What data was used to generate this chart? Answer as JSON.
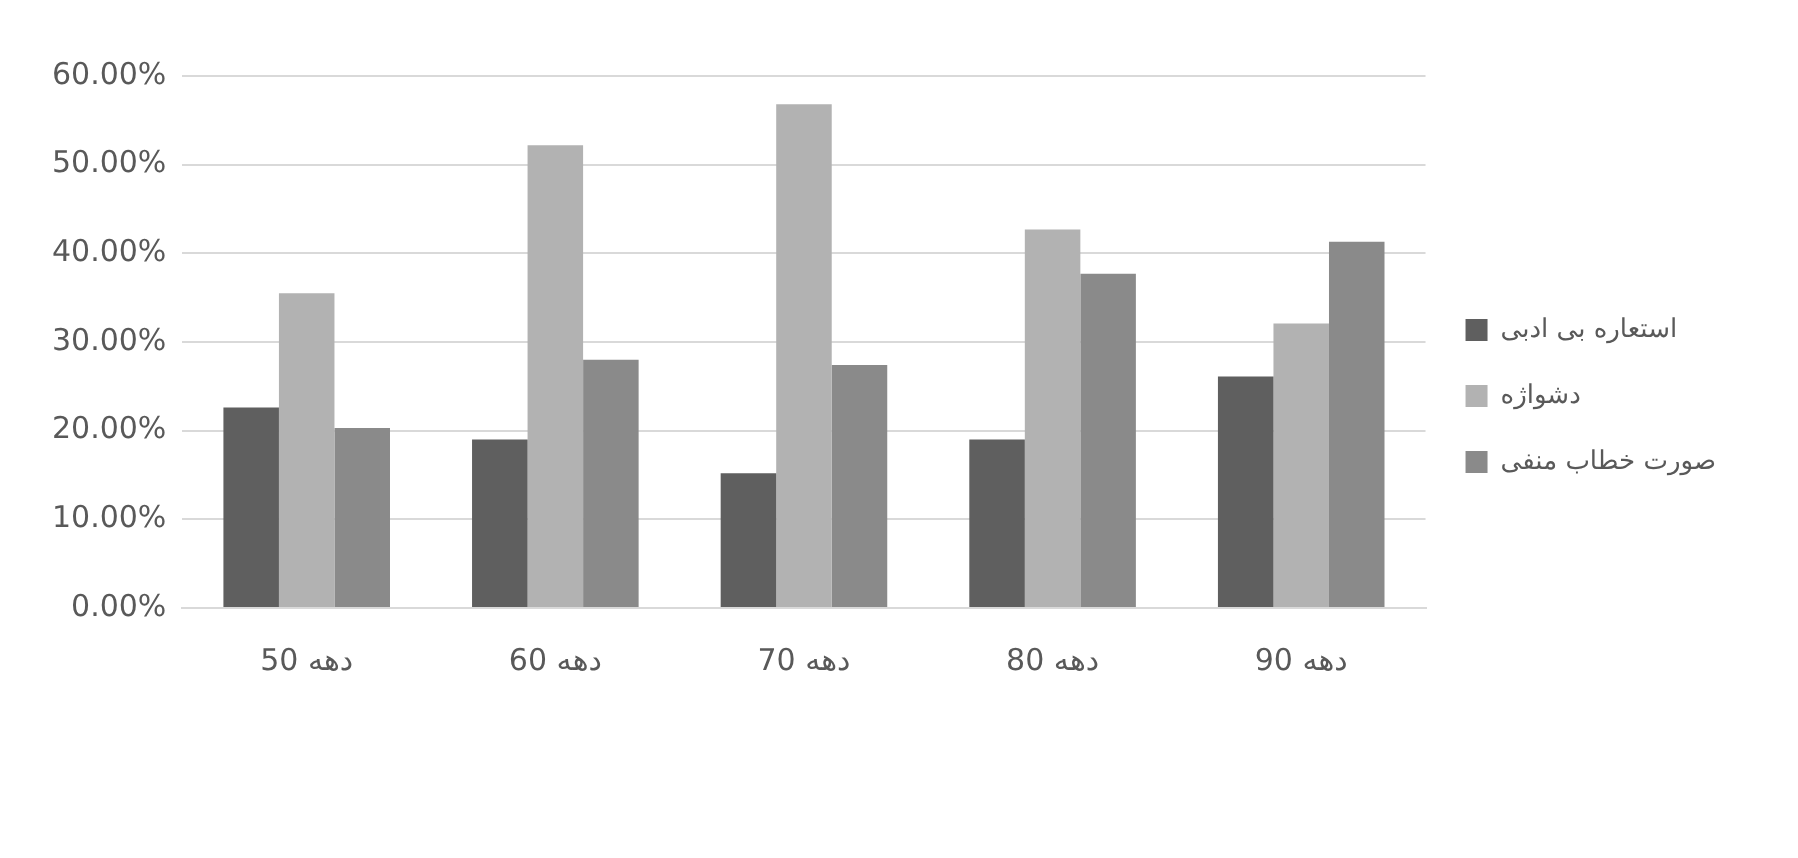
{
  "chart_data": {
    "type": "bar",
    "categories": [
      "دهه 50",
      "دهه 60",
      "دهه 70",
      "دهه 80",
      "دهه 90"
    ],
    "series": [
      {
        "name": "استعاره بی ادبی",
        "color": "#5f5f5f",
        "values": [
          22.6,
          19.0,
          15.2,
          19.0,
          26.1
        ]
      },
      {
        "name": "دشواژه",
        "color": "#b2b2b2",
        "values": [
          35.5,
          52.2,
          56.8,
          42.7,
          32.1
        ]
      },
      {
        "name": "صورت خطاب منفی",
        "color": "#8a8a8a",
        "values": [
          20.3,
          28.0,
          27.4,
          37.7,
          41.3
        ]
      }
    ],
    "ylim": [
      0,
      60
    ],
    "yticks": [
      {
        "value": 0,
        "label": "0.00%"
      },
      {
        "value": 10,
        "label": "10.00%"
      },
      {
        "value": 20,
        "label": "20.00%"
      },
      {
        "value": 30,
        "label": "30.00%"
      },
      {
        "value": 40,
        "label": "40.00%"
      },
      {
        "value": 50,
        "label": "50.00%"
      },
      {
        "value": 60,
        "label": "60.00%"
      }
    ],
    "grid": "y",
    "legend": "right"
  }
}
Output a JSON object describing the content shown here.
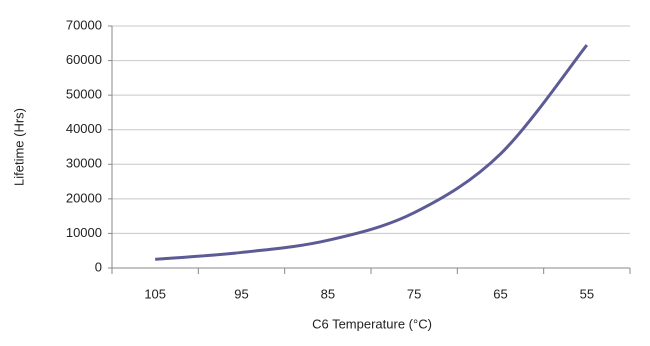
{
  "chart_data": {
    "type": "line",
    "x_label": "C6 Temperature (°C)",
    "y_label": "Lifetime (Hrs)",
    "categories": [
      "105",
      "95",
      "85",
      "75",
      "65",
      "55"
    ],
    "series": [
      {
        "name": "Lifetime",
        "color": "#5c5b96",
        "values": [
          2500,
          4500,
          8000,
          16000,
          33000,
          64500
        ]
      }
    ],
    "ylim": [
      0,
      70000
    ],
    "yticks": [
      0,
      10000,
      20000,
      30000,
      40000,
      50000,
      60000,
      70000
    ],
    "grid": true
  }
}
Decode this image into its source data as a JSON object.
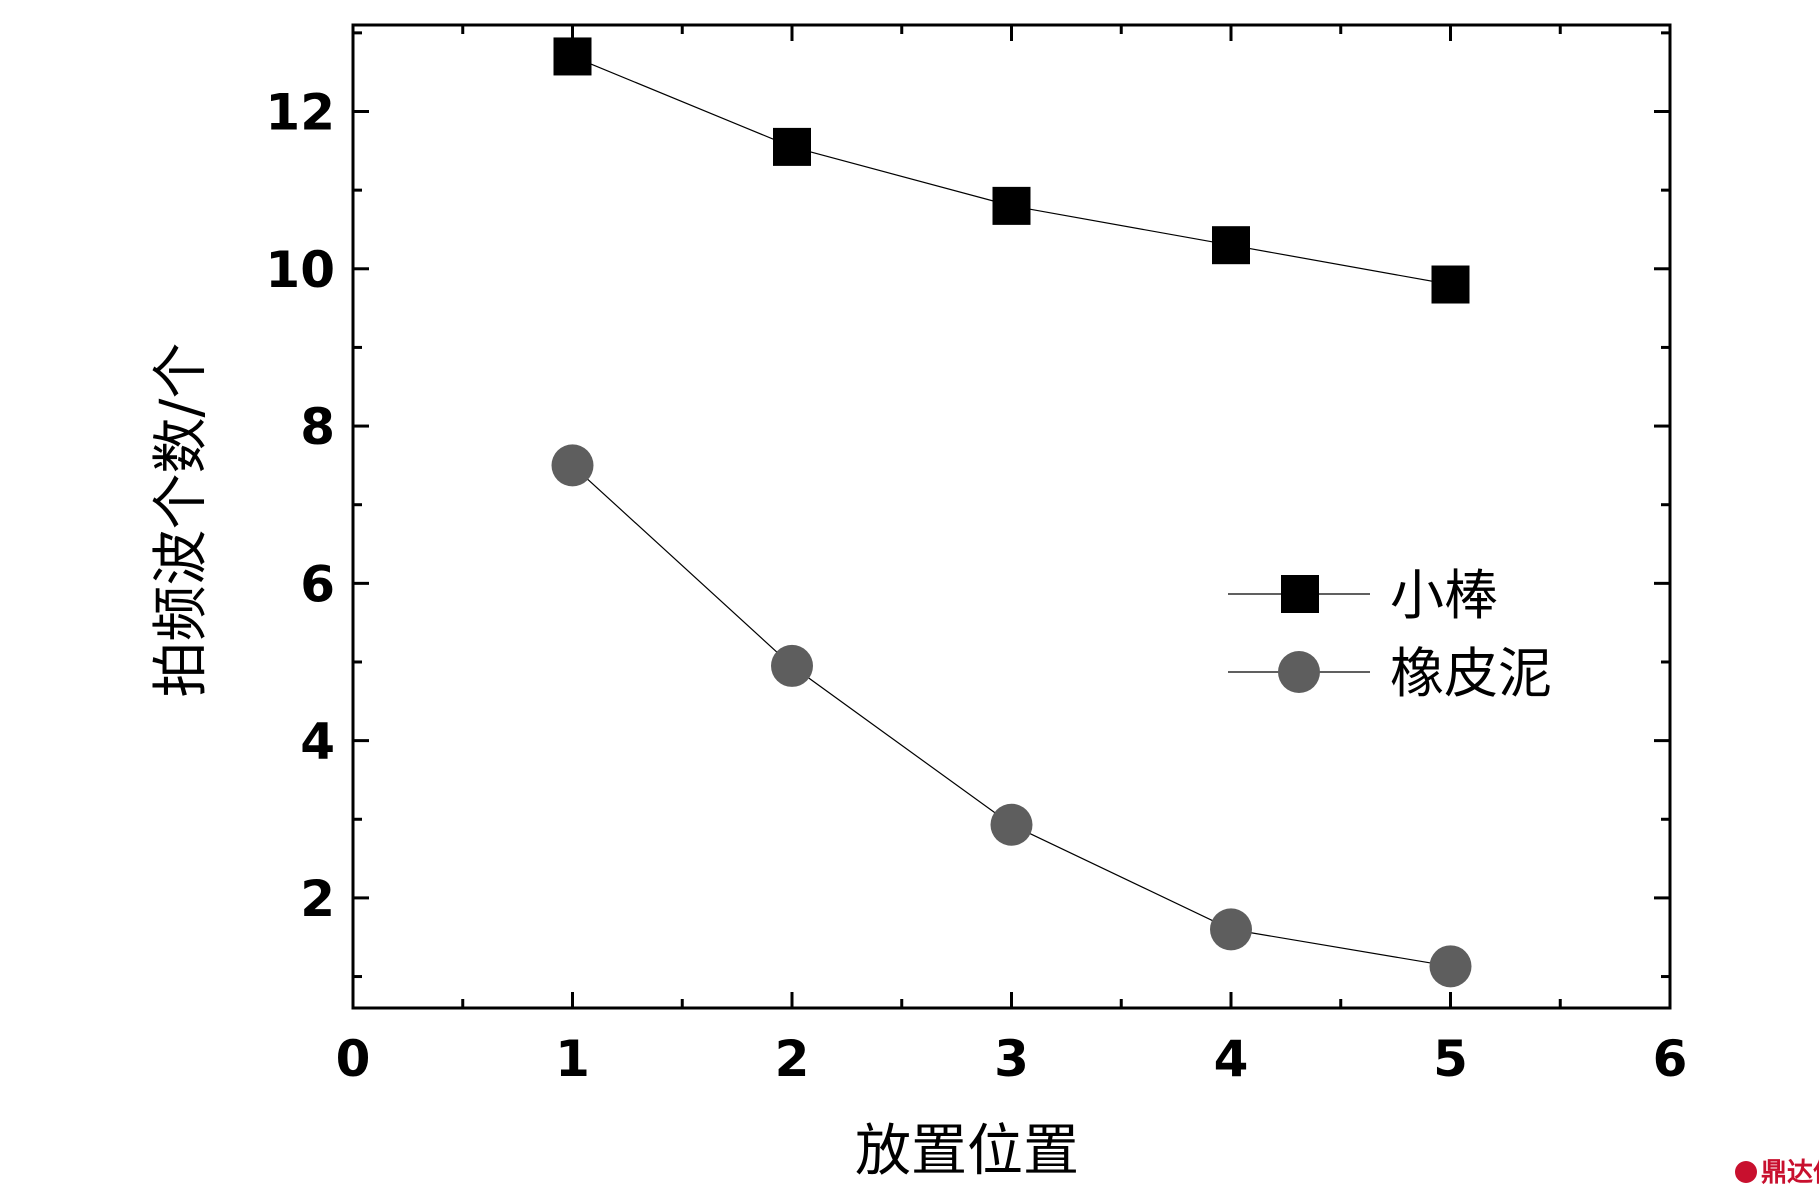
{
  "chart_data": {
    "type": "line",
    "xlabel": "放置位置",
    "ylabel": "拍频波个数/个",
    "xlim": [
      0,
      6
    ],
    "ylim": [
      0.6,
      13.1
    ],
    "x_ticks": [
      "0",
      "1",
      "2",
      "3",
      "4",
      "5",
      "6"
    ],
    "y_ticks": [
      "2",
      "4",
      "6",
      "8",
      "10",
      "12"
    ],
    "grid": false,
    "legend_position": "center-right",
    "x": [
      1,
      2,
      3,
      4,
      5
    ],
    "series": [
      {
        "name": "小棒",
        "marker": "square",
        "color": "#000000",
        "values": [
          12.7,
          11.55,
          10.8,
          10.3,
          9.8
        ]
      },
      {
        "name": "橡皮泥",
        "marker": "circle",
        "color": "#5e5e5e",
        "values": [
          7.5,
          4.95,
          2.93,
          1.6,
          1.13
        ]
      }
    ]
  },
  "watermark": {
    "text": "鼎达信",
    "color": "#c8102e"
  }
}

○ ○ ○ ○ ○

Show, from the material above, each line that includes the string "object".

Output a JSON object describing the content shown here.
Decode this image into its source data as a JSON object.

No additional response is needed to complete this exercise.